◆ Requirement ◆
All of the data needs to be repeated exactly.

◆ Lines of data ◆
* * * * * * * * *
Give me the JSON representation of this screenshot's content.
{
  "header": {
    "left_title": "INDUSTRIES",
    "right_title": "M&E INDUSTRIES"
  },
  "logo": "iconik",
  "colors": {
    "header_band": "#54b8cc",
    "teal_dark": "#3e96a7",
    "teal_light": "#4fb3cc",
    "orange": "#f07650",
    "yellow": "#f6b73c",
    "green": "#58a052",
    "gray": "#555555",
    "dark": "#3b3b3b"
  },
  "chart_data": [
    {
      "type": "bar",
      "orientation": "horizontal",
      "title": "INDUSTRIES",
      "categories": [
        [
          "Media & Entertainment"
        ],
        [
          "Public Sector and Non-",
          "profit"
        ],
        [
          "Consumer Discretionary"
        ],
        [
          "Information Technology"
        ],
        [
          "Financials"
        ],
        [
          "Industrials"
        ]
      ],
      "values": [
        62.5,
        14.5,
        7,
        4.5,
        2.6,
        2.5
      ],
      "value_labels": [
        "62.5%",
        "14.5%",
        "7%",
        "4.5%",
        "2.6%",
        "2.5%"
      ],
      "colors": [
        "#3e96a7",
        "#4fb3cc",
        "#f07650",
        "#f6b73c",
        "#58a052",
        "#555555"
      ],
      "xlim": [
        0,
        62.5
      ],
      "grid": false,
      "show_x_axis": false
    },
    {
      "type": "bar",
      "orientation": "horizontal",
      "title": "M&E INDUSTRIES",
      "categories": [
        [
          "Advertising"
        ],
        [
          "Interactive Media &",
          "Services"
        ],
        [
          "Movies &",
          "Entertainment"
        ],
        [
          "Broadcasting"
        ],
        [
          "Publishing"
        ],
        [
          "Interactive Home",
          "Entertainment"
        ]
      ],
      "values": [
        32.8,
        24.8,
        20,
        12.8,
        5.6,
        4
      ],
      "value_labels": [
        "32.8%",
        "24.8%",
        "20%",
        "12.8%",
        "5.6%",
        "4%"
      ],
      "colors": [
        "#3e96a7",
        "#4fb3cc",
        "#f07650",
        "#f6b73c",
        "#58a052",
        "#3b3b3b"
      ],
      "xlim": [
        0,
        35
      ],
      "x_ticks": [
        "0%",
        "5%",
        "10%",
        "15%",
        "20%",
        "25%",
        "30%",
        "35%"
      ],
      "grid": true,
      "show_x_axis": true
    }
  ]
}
* * * * * * * * *
◆ Task answer ◆
Give me the JSON representation of this screenshot's content.
{
  "header": {
    "left_title": "INDUSTRIES",
    "right_title": "M&E INDUSTRIES"
  },
  "logo": "iconik",
  "colors": {
    "header_band": "#54b8cc",
    "teal_dark": "#3e96a7",
    "teal_light": "#4fb3cc",
    "orange": "#f07650",
    "yellow": "#f6b73c",
    "green": "#58a052",
    "gray": "#555555",
    "dark": "#3b3b3b"
  },
  "chart_data": [
    {
      "type": "bar",
      "orientation": "horizontal",
      "title": "INDUSTRIES",
      "categories": [
        [
          "Media & Entertainment"
        ],
        [
          "Public Sector and Non-",
          "profit"
        ],
        [
          "Consumer Discretionary"
        ],
        [
          "Information Technology"
        ],
        [
          "Financials"
        ],
        [
          "Industrials"
        ]
      ],
      "values": [
        62.5,
        14.5,
        7,
        4.5,
        2.6,
        2.5
      ],
      "value_labels": [
        "62.5%",
        "14.5%",
        "7%",
        "4.5%",
        "2.6%",
        "2.5%"
      ],
      "colors": [
        "#3e96a7",
        "#4fb3cc",
        "#f07650",
        "#f6b73c",
        "#58a052",
        "#555555"
      ],
      "xlim": [
        0,
        62.5
      ],
      "grid": false,
      "show_x_axis": false
    },
    {
      "type": "bar",
      "orientation": "horizontal",
      "title": "M&E INDUSTRIES",
      "categories": [
        [
          "Advertising"
        ],
        [
          "Interactive Media &",
          "Services"
        ],
        [
          "Movies &",
          "Entertainment"
        ],
        [
          "Broadcasting"
        ],
        [
          "Publishing"
        ],
        [
          "Interactive Home",
          "Entertainment"
        ]
      ],
      "values": [
        32.8,
        24.8,
        20,
        12.8,
        5.6,
        4
      ],
      "value_labels": [
        "32.8%",
        "24.8%",
        "20%",
        "12.8%",
        "5.6%",
        "4%"
      ],
      "colors": [
        "#3e96a7",
        "#4fb3cc",
        "#f07650",
        "#f6b73c",
        "#58a052",
        "#3b3b3b"
      ],
      "xlim": [
        0,
        35
      ],
      "x_ticks": [
        "0%",
        "5%",
        "10%",
        "15%",
        "20%",
        "25%",
        "30%",
        "35%"
      ],
      "grid": true,
      "show_x_axis": true
    }
  ]
}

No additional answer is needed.